--- PROBLEM REQUIREMENTS ---
Look for the string "aspettato" and copy every line that has it.

--- SUPPLIED RECORDS ---
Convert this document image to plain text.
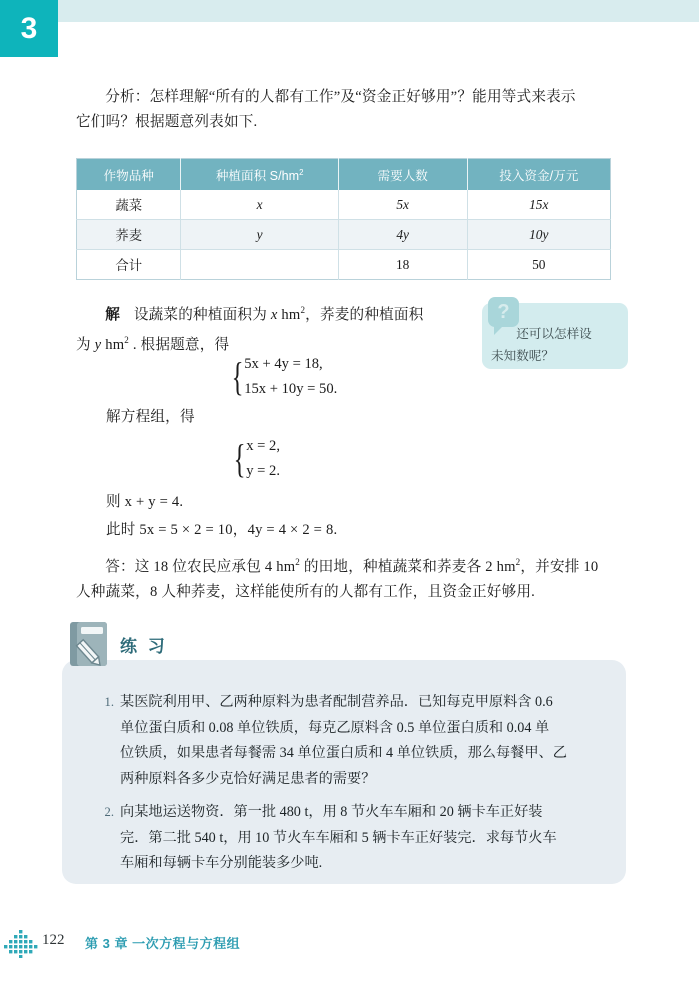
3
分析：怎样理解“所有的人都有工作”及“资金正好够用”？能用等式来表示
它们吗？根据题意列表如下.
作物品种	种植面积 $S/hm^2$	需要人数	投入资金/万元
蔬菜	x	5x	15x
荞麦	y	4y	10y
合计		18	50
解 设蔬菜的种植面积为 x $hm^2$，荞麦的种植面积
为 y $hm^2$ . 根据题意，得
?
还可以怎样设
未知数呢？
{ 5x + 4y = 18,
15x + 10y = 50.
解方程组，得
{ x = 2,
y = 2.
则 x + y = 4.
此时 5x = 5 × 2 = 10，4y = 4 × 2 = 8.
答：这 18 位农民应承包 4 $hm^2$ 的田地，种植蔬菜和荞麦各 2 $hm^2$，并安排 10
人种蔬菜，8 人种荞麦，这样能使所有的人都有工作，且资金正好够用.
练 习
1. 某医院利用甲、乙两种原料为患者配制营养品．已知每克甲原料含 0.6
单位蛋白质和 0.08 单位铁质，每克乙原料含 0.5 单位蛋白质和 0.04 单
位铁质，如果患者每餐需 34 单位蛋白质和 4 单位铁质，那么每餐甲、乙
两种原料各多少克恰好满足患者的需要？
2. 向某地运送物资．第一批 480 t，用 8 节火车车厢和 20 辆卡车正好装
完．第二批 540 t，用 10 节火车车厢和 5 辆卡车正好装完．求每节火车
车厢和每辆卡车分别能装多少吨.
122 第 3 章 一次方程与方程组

==

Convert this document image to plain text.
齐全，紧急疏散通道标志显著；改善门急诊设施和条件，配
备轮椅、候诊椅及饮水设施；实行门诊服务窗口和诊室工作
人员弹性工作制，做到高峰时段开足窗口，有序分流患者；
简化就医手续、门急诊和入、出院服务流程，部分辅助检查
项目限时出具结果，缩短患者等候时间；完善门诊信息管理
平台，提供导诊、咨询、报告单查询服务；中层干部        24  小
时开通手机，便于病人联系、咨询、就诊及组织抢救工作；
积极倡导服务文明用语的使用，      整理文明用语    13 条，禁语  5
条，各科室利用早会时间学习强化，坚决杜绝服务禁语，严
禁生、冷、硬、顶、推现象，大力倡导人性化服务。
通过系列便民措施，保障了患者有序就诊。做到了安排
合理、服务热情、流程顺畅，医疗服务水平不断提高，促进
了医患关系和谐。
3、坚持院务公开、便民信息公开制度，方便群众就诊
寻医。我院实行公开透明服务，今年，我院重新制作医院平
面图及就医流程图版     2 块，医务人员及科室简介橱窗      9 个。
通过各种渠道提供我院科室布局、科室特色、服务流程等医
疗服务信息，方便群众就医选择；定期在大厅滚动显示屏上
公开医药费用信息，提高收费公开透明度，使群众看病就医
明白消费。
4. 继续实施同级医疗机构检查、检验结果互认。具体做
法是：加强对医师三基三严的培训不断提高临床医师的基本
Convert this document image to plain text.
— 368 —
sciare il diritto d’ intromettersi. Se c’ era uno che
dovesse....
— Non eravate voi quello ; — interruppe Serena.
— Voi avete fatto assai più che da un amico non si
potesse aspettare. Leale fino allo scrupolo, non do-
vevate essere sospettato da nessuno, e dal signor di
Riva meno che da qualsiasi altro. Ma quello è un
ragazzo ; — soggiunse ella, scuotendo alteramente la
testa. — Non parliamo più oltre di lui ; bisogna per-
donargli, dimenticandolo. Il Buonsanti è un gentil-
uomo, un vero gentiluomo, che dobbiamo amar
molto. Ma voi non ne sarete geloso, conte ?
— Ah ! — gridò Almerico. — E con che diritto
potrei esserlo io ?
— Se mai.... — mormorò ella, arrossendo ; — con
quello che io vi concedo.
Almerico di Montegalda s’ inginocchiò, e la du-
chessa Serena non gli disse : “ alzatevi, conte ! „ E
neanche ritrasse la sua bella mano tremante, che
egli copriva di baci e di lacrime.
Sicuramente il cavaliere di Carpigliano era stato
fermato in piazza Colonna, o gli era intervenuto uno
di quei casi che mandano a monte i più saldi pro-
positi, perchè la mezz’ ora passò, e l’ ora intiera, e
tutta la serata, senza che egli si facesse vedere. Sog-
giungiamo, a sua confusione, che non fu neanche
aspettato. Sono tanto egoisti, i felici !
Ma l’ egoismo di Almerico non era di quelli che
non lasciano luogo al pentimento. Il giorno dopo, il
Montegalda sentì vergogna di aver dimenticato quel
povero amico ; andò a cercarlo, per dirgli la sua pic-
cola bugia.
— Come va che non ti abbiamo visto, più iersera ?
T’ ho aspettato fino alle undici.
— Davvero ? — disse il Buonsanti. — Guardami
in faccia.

--- SOLVED PROBLEM ---
aspettato. Sono tanto egoisti, i felici !
T’ ho aspettato fino alle undici.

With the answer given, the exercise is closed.